§ SHORT TASK
Repeat every line below exactly as it reads.

:: TASK INPUTS ::

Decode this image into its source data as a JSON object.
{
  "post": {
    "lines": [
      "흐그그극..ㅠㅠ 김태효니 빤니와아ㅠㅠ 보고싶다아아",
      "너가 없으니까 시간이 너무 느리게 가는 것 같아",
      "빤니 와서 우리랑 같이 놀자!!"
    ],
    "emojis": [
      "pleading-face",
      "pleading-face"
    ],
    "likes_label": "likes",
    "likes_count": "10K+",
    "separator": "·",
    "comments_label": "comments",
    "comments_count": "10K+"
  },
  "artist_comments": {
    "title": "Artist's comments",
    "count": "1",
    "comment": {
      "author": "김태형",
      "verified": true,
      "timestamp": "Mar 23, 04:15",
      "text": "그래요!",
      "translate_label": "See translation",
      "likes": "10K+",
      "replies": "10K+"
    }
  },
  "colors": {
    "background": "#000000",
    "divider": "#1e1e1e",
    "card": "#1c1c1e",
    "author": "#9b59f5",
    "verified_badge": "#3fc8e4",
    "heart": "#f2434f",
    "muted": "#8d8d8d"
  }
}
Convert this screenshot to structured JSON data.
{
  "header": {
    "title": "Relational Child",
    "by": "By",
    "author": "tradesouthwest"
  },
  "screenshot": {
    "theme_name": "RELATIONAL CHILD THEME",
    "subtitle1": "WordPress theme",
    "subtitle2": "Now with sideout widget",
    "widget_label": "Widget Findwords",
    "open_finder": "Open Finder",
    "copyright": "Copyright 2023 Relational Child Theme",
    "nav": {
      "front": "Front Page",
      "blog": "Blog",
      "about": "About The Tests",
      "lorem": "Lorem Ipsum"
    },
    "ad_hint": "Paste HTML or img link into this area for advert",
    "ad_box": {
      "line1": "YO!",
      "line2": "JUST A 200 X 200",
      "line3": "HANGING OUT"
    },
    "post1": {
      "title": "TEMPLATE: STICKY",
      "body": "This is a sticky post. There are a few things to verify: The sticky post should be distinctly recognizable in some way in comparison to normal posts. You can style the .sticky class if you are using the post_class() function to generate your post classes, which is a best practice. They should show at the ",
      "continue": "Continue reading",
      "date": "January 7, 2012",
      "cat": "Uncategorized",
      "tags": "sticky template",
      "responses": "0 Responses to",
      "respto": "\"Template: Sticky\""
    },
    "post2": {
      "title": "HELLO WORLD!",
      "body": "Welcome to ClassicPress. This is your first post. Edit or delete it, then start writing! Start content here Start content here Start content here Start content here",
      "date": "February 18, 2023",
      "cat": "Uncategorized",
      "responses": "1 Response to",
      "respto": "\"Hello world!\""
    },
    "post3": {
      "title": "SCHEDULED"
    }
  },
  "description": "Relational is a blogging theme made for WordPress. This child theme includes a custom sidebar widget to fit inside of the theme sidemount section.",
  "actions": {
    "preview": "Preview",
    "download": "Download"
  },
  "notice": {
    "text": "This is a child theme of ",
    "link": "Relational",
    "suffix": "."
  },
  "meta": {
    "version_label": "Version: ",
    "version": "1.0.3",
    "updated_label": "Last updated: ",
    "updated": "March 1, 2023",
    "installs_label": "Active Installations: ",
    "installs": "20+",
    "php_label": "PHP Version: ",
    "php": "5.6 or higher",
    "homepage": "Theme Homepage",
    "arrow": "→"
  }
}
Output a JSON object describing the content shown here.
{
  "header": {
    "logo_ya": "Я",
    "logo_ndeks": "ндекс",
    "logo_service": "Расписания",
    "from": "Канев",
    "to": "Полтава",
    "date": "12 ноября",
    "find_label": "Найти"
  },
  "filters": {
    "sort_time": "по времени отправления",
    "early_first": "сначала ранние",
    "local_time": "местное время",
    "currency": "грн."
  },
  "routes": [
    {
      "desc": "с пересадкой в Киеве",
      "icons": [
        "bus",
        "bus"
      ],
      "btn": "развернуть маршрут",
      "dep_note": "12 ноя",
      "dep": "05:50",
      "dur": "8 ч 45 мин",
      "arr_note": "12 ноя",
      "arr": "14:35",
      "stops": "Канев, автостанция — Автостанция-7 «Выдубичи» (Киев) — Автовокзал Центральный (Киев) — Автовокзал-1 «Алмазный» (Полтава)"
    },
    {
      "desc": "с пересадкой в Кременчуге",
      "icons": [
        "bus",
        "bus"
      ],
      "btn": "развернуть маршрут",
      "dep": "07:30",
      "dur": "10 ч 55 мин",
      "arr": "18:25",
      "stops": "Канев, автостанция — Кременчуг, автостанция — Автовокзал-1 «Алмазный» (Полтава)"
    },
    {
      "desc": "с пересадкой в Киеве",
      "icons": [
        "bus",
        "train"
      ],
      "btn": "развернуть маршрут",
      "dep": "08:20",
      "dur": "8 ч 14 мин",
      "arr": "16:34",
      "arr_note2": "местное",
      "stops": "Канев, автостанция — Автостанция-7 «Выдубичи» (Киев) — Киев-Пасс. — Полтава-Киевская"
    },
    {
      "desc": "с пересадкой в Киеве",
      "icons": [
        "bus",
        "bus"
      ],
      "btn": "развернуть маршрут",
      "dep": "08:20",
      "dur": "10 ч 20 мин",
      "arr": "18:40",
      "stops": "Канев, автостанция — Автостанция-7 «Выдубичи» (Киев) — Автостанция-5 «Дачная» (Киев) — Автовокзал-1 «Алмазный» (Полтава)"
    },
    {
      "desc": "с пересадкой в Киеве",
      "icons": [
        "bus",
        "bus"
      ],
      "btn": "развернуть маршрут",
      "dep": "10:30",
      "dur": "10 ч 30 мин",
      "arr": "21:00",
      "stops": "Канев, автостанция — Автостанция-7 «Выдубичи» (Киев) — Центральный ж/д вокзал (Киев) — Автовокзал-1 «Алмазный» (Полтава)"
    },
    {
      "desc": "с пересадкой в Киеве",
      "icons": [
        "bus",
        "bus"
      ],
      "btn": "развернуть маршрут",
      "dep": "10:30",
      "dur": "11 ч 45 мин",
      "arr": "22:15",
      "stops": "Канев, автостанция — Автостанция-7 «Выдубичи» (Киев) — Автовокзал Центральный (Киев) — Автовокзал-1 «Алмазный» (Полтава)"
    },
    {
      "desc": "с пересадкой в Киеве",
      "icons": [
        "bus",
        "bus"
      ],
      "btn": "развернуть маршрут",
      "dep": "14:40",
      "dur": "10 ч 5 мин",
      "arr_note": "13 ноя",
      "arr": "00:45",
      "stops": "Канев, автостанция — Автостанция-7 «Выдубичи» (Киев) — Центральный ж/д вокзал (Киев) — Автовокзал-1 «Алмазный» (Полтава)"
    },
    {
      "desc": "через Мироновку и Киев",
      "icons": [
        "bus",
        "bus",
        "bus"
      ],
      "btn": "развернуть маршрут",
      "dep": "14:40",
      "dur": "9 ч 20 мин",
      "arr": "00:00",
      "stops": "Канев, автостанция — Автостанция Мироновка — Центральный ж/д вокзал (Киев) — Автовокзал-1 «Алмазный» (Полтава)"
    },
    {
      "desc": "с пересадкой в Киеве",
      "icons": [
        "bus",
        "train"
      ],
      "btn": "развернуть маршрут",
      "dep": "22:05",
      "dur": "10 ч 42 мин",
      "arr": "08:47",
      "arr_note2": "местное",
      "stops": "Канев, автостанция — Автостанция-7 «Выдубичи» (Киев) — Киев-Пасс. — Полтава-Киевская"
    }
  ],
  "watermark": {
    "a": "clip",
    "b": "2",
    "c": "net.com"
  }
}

:::

§ REPLY TO THE TASK
Decode this image into its source data as a JSON object.
{
  "post": {
    "lines": [
      "흐그그극..ㅠㅠ 김태효니 빤니와아ㅠㅠ 보고싶다아아",
      "너가 없으니까 시간이 너무 느리게 가는 것 같아",
      "빤니 와서 우리랑 같이 놀자!!"
    ],
    "emojis": [
      "pleading-face",
      "pleading-face"
    ],
    "likes_label": "likes",
    "likes_count": "10K+",
    "separator": "·",
    "comments_label": "comments",
    "comments_count": "10K+"
  },
  "artist_comments": {
    "title": "Artist's comments",
    "count": "1",
    "comment": {
      "author": "김태형",
      "verified": true,
      "timestamp": "Mar 23, 04:15",
      "text": "그래요!",
      "translate_label": "See translation",
      "likes": "10K+",
      "replies": "10K+"
    }
  },
  "colors": {
    "background": "#000000",
    "divider": "#1e1e1e",
    "card": "#1c1c1e",
    "author": "#9b59f5",
    "verified_badge": "#3fc8e4",
    "heart": "#f2434f",
    "muted": "#8d8d8d"
  }
}
Convert this screenshot to structured JSON data.
{
  "header": {
    "title": "Relational Child",
    "by": "By",
    "author": "tradesouthwest"
  },
  "screenshot": {
    "theme_name": "RELATIONAL CHILD THEME",
    "subtitle1": "WordPress theme",
    "subtitle2": "Now with sideout widget",
    "widget_label": "Widget Findwords",
    "open_finder": "Open Finder",
    "copyright": "Copyright 2023 Relational Child Theme",
    "nav": {
      "front": "Front Page",
      "blog": "Blog",
      "about": "About The Tests",
      "lorem": "Lorem Ipsum"
    },
    "ad_hint": "Paste HTML or img link into this area for advert",
    "ad_box": {
      "line1": "YO!",
      "line2": "JUST A 200 X 200",
      "line3": "HANGING OUT"
    },
    "post1": {
      "title": "TEMPLATE: STICKY",
      "body": "This is a sticky post. There are a few things to verify: The sticky post should be distinctly recognizable in some way in comparison to normal posts. You can style the .sticky class if you are using the post_class() function to generate your post classes, which is a best practice. They should show at the ",
      "continue": "Continue reading",
      "date": "January 7, 2012",
      "cat": "Uncategorized",
      "tags": "sticky template",
      "responses": "0 Responses to",
      "respto": "\"Template: Sticky\""
    },
    "post2": {
      "title": "HELLO WORLD!",
      "body": "Welcome to ClassicPress. This is your first post. Edit or delete it, then start writing! Start content here Start content here Start content here Start content here",
      "date": "February 18, 2023",
      "cat": "Uncategorized",
      "responses": "1 Response to",
      "respto": "\"Hello world!\""
    },
    "post3": {
      "title": "SCHEDULED"
    }
  },
  "description": "Relational is a blogging theme made for WordPress. This child theme includes a custom sidebar widget to fit inside of the theme sidemount section.",
  "actions": {
    "preview": "Preview",
    "download": "Download"
  },
  "notice": {
    "text": "This is a child theme of ",
    "link": "Relational",
    "suffix": "."
  },
  "meta": {
    "version_label": "Version: ",
    "version": "1.0.3",
    "updated_label": "Last updated: ",
    "updated": "March 1, 2023",
    "installs_label": "Active Installations: ",
    "installs": "20+",
    "php_label": "PHP Version: ",
    "php": "5.6 or higher",
    "homepage": "Theme Homepage",
    "arrow": "→"
  }
}
Output a JSON object describing the content shown here.
{
  "header": {
    "logo_ya": "Я",
    "logo_ndeks": "ндекс",
    "logo_service": "Расписания",
    "from": "Канев",
    "to": "Полтава",
    "date": "12 ноября",
    "find_label": "Найти"
  },
  "filters": {
    "sort_time": "по времени отправления",
    "early_first": "сначала ранние",
    "local_time": "местное время",
    "currency": "грн."
  },
  "routes": [
    {
      "desc": "с пересадкой в Киеве",
      "icons": [
        "bus",
        "bus"
      ],
      "btn": "развернуть маршрут",
      "dep_note": "12 ноя",
      "dep": "05:50",
      "dur": "8 ч 45 мин",
      "arr_note": "12 ноя",
      "arr": "14:35",
      "stops": "Канев, автостанция — Автостанция-7 «Выдубичи» (Киев) — Автовокзал Центральный (Киев) — Автовокзал-1 «Алмазный» (Полтава)"
    },
    {
      "desc": "с пересадкой в Кременчуге",
      "icons": [
        "bus",
        "bus"
      ],
      "btn": "развернуть маршрут",
      "dep": "07:30",
      "dur": "10 ч 55 мин",
      "arr": "18:25",
      "stops": "Канев, автостанция — Кременчуг, автостанция — Автовокзал-1 «Алмазный» (Полтава)"
    },
    {
      "desc": "с пересадкой в Киеве",
      "icons": [
        "bus",
        "train"
      ],
      "btn": "развернуть маршрут",
      "dep": "08:20",
      "dur": "8 ч 14 мин",
      "arr": "16:34",
      "arr_note2": "местное",
      "stops": "Канев, автостанция — Автостанция-7 «Выдубичи» (Киев) — Киев-Пасс. — Полтава-Киевская"
    },
    {
      "desc": "с пересадкой в Киеве",
      "icons": [
        "bus",
        "bus"
      ],
      "btn": "развернуть маршрут",
      "dep": "08:20",
      "dur": "10 ч 20 мин",
      "arr": "18:40",
      "stops": "Канев, автостанция — Автостанция-7 «Выдубичи» (Киев) — Автостанция-5 «Дачная» (Киев) — Автовокзал-1 «Алмазный» (Полтава)"
    },
    {
      "desc": "с пересадкой в Киеве",
      "icons": [
        "bus",
        "bus"
      ],
      "btn": "развернуть маршрут",
      "dep": "10:30",
      "dur": "10 ч 30 мин",
      "arr": "21:00",
      "stops": "Канев, автостанция — Автостанция-7 «Выдубичи» (Киев) — Центральный ж/д вокзал (Киев) — Автовокзал-1 «Алмазный» (Полтава)"
    },
    {
      "desc": "с пересадкой в Киеве",
      "icons": [
        "bus",
        "bus"
      ],
      "btn": "развернуть маршрут",
      "dep": "10:30",
      "dur": "11 ч 45 мин",
      "arr": "22:15",
      "stops": "Канев, автостанция — Автостанция-7 «Выдубичи» (Киев) — Автовокзал Центральный (Киев) — Автовокзал-1 «Алмазный» (Полтава)"
    },
    {
      "desc": "с пересадкой в Киеве",
      "icons": [
        "bus",
        "bus"
      ],
      "btn": "развернуть маршрут",
      "dep": "14:40",
      "dur": "10 ч 5 мин",
      "arr_note": "13 ноя",
      "arr": "00:45",
      "stops": "Канев, автостанция — Автостанция-7 «Выдубичи» (Киев) — Центральный ж/д вокзал (Киев) — Автовокзал-1 «Алмазный» (Полтава)"
    },
    {
      "desc": "через Мироновку и Киев",
      "icons": [
        "bus",
        "bus",
        "bus"
      ],
      "btn": "развернуть маршрут",
      "dep": "14:40",
      "dur": "9 ч 20 мин",
      "arr": "00:00",
      "stops": "Канев, автостанция — Автостанция Мироновка — Центральный ж/д вокзал (Киев) — Автовокзал-1 «Алмазный» (Полтава)"
    },
    {
      "desc": "с пересадкой в Киеве",
      "icons": [
        "bus",
        "train"
      ],
      "btn": "развернуть маршрут",
      "dep": "22:05",
      "dur": "10 ч 42 мин",
      "arr": "08:47",
      "arr_note2": "местное",
      "stops": "Канев, автостанция — Автостанция-7 «Выдубичи» (Киев) — Киев-Пасс. — Полтава-Киевская"
    }
  ],
  "watermark": {
    "a": "clip",
    "b": "2",
    "c": "net.com"
  }
}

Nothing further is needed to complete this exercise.